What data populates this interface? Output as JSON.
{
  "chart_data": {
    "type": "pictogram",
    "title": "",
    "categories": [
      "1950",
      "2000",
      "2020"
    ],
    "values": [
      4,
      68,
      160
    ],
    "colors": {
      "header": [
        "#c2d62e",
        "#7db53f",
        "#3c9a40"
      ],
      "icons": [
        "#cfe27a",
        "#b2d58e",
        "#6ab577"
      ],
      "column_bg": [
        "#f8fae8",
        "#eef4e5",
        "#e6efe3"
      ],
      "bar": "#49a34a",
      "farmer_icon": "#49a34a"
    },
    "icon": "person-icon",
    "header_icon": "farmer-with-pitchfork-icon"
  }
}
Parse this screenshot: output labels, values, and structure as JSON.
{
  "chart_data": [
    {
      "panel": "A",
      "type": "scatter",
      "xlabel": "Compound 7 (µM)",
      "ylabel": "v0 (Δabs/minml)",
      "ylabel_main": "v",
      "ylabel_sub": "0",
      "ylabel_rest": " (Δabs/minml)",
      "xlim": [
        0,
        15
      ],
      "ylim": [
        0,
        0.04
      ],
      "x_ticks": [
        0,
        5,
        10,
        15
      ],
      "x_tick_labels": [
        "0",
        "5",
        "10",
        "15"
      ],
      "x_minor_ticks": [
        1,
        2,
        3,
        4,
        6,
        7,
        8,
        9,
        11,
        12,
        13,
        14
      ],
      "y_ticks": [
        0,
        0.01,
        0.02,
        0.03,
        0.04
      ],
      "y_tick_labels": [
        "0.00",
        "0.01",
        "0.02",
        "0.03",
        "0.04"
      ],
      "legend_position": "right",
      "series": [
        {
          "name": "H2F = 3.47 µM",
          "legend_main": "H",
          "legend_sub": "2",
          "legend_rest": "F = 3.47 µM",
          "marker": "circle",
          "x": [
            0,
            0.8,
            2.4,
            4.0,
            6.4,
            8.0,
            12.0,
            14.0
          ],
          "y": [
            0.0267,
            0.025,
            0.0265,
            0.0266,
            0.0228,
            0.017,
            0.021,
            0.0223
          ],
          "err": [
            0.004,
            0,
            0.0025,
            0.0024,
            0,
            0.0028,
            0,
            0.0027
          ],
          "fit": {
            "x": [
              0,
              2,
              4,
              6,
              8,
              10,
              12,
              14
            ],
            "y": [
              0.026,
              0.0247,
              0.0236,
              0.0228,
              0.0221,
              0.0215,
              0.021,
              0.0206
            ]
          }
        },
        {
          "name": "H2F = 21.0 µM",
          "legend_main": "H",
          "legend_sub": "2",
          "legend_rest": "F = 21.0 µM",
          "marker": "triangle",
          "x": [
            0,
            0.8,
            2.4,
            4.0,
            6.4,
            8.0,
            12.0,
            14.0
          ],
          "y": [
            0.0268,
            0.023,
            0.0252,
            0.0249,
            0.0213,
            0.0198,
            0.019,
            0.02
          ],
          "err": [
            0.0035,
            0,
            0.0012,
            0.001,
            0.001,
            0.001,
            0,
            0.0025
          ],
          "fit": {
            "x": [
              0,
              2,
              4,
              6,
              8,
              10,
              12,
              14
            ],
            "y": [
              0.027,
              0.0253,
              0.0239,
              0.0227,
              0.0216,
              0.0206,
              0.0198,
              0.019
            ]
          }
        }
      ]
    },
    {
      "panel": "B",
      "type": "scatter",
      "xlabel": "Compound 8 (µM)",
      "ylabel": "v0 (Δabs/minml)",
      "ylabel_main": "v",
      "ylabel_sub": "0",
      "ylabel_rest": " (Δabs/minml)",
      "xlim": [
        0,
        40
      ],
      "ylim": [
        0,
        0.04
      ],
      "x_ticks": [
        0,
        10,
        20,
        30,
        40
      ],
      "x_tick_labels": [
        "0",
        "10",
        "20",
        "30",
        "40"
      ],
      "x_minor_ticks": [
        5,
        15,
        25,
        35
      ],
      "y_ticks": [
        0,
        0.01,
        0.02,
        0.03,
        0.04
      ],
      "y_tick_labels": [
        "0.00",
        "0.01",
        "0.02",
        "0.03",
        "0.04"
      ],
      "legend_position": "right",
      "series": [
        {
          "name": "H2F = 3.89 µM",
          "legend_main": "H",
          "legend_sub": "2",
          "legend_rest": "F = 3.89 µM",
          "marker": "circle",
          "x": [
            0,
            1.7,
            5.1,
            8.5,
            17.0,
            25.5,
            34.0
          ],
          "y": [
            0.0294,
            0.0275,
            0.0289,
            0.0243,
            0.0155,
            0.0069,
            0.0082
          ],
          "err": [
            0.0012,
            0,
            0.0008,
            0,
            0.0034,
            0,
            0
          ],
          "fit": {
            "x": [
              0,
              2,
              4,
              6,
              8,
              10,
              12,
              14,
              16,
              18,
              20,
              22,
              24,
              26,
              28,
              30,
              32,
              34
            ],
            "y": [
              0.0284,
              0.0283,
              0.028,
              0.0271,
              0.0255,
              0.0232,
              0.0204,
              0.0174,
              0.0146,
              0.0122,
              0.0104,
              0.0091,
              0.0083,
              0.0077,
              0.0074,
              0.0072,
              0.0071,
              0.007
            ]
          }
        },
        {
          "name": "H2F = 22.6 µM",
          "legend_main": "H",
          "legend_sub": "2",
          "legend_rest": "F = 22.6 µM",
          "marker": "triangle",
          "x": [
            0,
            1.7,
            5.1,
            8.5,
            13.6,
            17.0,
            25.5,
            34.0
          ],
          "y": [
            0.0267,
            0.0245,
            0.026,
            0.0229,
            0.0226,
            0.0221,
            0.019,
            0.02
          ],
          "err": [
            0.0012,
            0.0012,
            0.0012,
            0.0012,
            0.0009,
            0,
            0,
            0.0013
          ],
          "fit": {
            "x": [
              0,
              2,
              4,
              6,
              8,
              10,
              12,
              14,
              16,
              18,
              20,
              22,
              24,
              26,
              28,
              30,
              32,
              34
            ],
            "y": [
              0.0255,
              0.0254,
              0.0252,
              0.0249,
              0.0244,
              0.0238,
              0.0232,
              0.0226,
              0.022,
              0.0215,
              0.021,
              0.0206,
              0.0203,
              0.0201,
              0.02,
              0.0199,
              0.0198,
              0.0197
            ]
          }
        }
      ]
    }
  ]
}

□ □ □ □ □ □ □

#### What you need to do:
Write out the whole listing again, exactly as it stands.

#### Exercise answer:
What data populates this interface? Output as JSON.
{
  "chart_data": {
    "type": "pictogram",
    "title": "",
    "categories": [
      "1950",
      "2000",
      "2020"
    ],
    "values": [
      4,
      68,
      160
    ],
    "colors": {
      "header": [
        "#c2d62e",
        "#7db53f",
        "#3c9a40"
      ],
      "icons": [
        "#cfe27a",
        "#b2d58e",
        "#6ab577"
      ],
      "column_bg": [
        "#f8fae8",
        "#eef4e5",
        "#e6efe3"
      ],
      "bar": "#49a34a",
      "farmer_icon": "#49a34a"
    },
    "icon": "person-icon",
    "header_icon": "farmer-with-pitchfork-icon"
  }
}
Parse this screenshot: output labels, values, and structure as JSON.
{
  "chart_data": [
    {
      "panel": "A",
      "type": "scatter",
      "xlabel": "Compound 7 (µM)",
      "ylabel": "v0 (Δabs/minml)",
      "ylabel_main": "v",
      "ylabel_sub": "0",
      "ylabel_rest": " (Δabs/minml)",
      "xlim": [
        0,
        15
      ],
      "ylim": [
        0,
        0.04
      ],
      "x_ticks": [
        0,
        5,
        10,
        15
      ],
      "x_tick_labels": [
        "0",
        "5",
        "10",
        "15"
      ],
      "x_minor_ticks": [
        1,
        2,
        3,
        4,
        6,
        7,
        8,
        9,
        11,
        12,
        13,
        14
      ],
      "y_ticks": [
        0,
        0.01,
        0.02,
        0.03,
        0.04
      ],
      "y_tick_labels": [
        "0.00",
        "0.01",
        "0.02",
        "0.03",
        "0.04"
      ],
      "legend_position": "right",
      "series": [
        {
          "name": "H2F = 3.47 µM",
          "legend_main": "H",
          "legend_sub": "2",
          "legend_rest": "F = 3.47 µM",
          "marker": "circle",
          "x": [
            0,
            0.8,
            2.4,
            4.0,
            6.4,
            8.0,
            12.0,
            14.0
          ],
          "y": [
            0.0267,
            0.025,
            0.0265,
            0.0266,
            0.0228,
            0.017,
            0.021,
            0.0223
          ],
          "err": [
            0.004,
            0,
            0.0025,
            0.0024,
            0,
            0.0028,
            0,
            0.0027
          ],
          "fit": {
            "x": [
              0,
              2,
              4,
              6,
              8,
              10,
              12,
              14
            ],
            "y": [
              0.026,
              0.0247,
              0.0236,
              0.0228,
              0.0221,
              0.0215,
              0.021,
              0.0206
            ]
          }
        },
        {
          "name": "H2F = 21.0 µM",
          "legend_main": "H",
          "legend_sub": "2",
          "legend_rest": "F = 21.0 µM",
          "marker": "triangle",
          "x": [
            0,
            0.8,
            2.4,
            4.0,
            6.4,
            8.0,
            12.0,
            14.0
          ],
          "y": [
            0.0268,
            0.023,
            0.0252,
            0.0249,
            0.0213,
            0.0198,
            0.019,
            0.02
          ],
          "err": [
            0.0035,
            0,
            0.0012,
            0.001,
            0.001,
            0.001,
            0,
            0.0025
          ],
          "fit": {
            "x": [
              0,
              2,
              4,
              6,
              8,
              10,
              12,
              14
            ],
            "y": [
              0.027,
              0.0253,
              0.0239,
              0.0227,
              0.0216,
              0.0206,
              0.0198,
              0.019
            ]
          }
        }
      ]
    },
    {
      "panel": "B",
      "type": "scatter",
      "xlabel": "Compound 8 (µM)",
      "ylabel": "v0 (Δabs/minml)",
      "ylabel_main": "v",
      "ylabel_sub": "0",
      "ylabel_rest": " (Δabs/minml)",
      "xlim": [
        0,
        40
      ],
      "ylim": [
        0,
        0.04
      ],
      "x_ticks": [
        0,
        10,
        20,
        30,
        40
      ],
      "x_tick_labels": [
        "0",
        "10",
        "20",
        "30",
        "40"
      ],
      "x_minor_ticks": [
        5,
        15,
        25,
        35
      ],
      "y_ticks": [
        0,
        0.01,
        0.02,
        0.03,
        0.04
      ],
      "y_tick_labels": [
        "0.00",
        "0.01",
        "0.02",
        "0.03",
        "0.04"
      ],
      "legend_position": "right",
      "series": [
        {
          "name": "H2F = 3.89 µM",
          "legend_main": "H",
          "legend_sub": "2",
          "legend_rest": "F = 3.89 µM",
          "marker": "circle",
          "x": [
            0,
            1.7,
            5.1,
            8.5,
            17.0,
            25.5,
            34.0
          ],
          "y": [
            0.0294,
            0.0275,
            0.0289,
            0.0243,
            0.0155,
            0.0069,
            0.0082
          ],
          "err": [
            0.0012,
            0,
            0.0008,
            0,
            0.0034,
            0,
            0
          ],
          "fit": {
            "x": [
              0,
              2,
              4,
              6,
              8,
              10,
              12,
              14,
              16,
              18,
              20,
              22,
              24,
              26,
              28,
              30,
              32,
              34
            ],
            "y": [
              0.0284,
              0.0283,
              0.028,
              0.0271,
              0.0255,
              0.0232,
              0.0204,
              0.0174,
              0.0146,
              0.0122,
              0.0104,
              0.0091,
              0.0083,
              0.0077,
              0.0074,
              0.0072,
              0.0071,
              0.007
            ]
          }
        },
        {
          "name": "H2F = 22.6 µM",
          "legend_main": "H",
          "legend_sub": "2",
          "legend_rest": "F = 22.6 µM",
          "marker": "triangle",
          "x": [
            0,
            1.7,
            5.1,
            8.5,
            13.6,
            17.0,
            25.5,
            34.0
          ],
          "y": [
            0.0267,
            0.0245,
            0.026,
            0.0229,
            0.0226,
            0.0221,
            0.019,
            0.02
          ],
          "err": [
            0.0012,
            0.0012,
            0.0012,
            0.0012,
            0.0009,
            0,
            0,
            0.0013
          ],
          "fit": {
            "x": [
              0,
              2,
              4,
              6,
              8,
              10,
              12,
              14,
              16,
              18,
              20,
              22,
              24,
              26,
              28,
              30,
              32,
              34
            ],
            "y": [
              0.0255,
              0.0254,
              0.0252,
              0.0249,
              0.0244,
              0.0238,
              0.0232,
              0.0226,
              0.022,
              0.0215,
              0.021,
              0.0206,
              0.0203,
              0.0201,
              0.02,
              0.0199,
              0.0198,
              0.0197
            ]
          }
        }
      ]
    }
  ]
}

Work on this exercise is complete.